WORK REQUIRED | Only the lines holding the string "data" are needed. Copy each one.
------ INPUT MATERIAL
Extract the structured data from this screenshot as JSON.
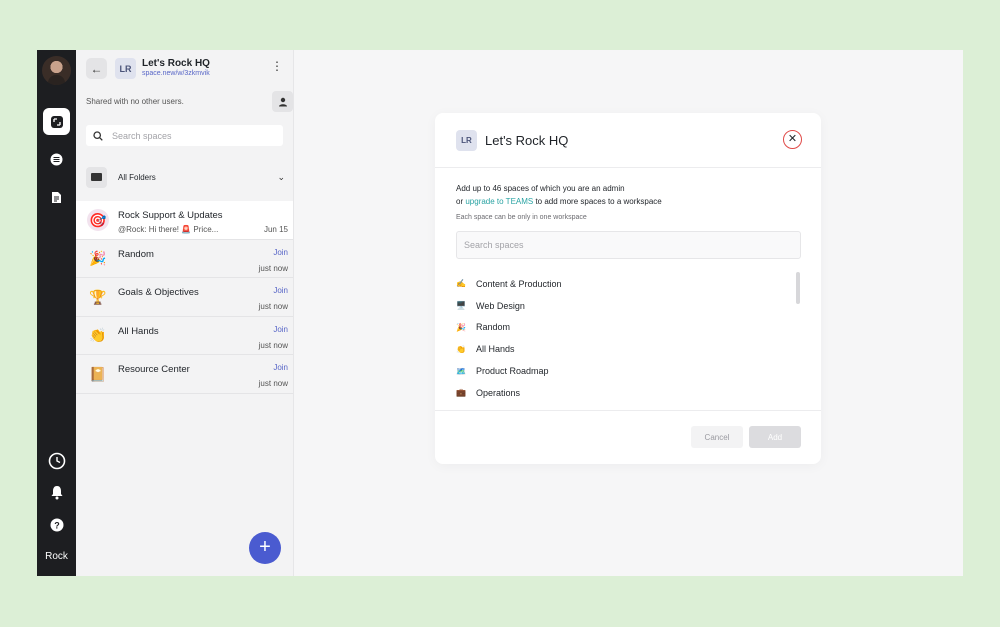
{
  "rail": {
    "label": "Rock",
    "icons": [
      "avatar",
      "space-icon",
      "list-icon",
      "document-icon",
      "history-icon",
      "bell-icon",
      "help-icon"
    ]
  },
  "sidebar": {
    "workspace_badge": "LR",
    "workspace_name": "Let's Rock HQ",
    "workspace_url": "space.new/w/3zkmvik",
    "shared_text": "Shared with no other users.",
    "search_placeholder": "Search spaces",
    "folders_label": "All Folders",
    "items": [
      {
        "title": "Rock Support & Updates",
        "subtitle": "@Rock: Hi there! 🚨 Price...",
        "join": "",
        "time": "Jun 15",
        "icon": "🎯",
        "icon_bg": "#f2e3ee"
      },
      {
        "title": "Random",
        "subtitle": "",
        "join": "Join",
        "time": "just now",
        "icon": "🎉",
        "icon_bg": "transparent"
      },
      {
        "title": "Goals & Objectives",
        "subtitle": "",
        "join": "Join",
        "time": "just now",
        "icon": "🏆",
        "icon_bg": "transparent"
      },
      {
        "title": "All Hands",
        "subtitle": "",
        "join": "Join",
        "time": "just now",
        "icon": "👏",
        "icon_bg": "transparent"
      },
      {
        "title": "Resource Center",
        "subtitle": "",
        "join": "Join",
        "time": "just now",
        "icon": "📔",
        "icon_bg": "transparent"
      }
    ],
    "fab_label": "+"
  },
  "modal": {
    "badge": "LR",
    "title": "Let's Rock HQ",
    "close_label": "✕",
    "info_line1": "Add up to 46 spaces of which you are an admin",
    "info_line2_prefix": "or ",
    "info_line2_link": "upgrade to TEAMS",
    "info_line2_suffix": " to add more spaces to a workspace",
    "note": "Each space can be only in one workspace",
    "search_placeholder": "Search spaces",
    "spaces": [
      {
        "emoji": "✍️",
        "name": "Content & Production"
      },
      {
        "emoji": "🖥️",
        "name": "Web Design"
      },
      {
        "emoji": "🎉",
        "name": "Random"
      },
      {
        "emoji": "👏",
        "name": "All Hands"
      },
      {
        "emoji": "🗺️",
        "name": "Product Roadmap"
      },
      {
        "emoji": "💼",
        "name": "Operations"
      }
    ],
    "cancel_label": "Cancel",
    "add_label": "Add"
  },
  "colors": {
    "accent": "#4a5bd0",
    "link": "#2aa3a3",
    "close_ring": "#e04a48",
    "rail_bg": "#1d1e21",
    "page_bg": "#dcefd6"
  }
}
------------
------ INPUT MATERIAL
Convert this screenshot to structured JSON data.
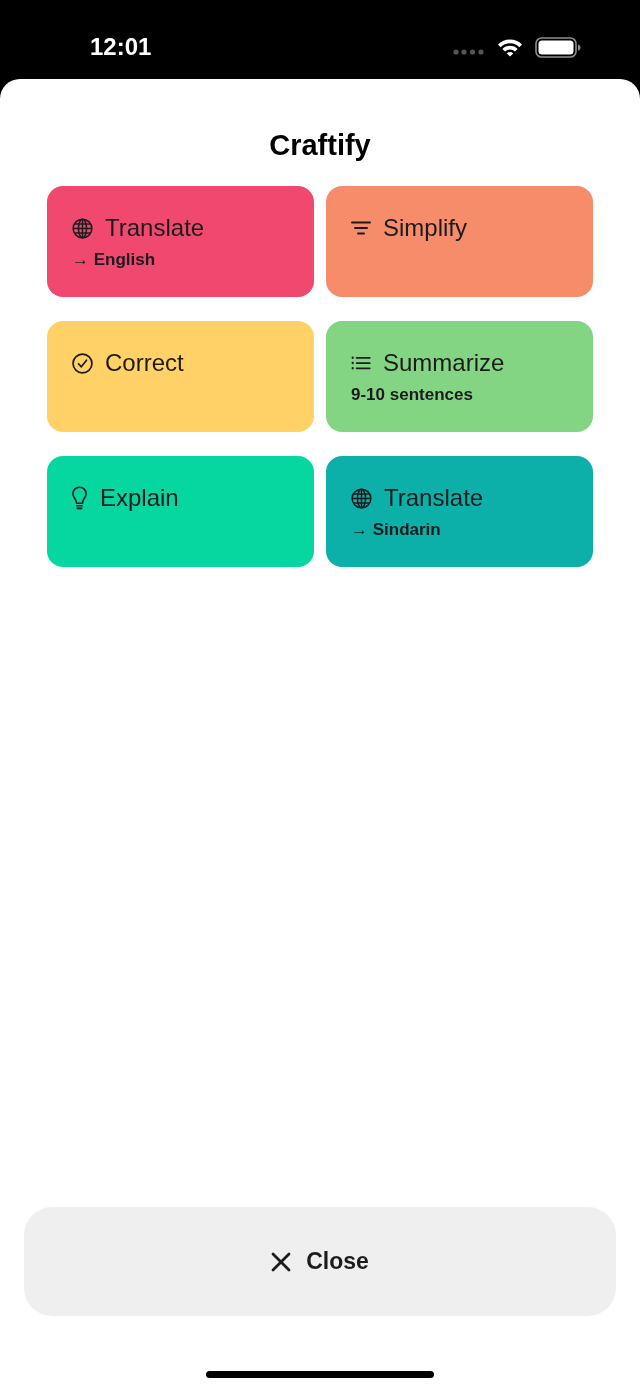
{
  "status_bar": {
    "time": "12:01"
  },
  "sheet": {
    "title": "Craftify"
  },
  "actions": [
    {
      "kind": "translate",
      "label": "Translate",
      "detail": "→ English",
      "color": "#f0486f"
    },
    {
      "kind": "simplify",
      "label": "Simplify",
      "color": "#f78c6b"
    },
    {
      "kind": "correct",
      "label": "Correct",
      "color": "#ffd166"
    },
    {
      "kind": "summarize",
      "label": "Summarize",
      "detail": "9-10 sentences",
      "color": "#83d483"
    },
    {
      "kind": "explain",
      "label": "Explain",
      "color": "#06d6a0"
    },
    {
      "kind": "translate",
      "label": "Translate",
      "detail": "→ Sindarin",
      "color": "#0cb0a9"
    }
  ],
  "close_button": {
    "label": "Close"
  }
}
------------
SOLUTION TO THIS EXERCISE |
Extract the structured data from this screenshot as JSON.
Convert this screenshot to structured JSON data.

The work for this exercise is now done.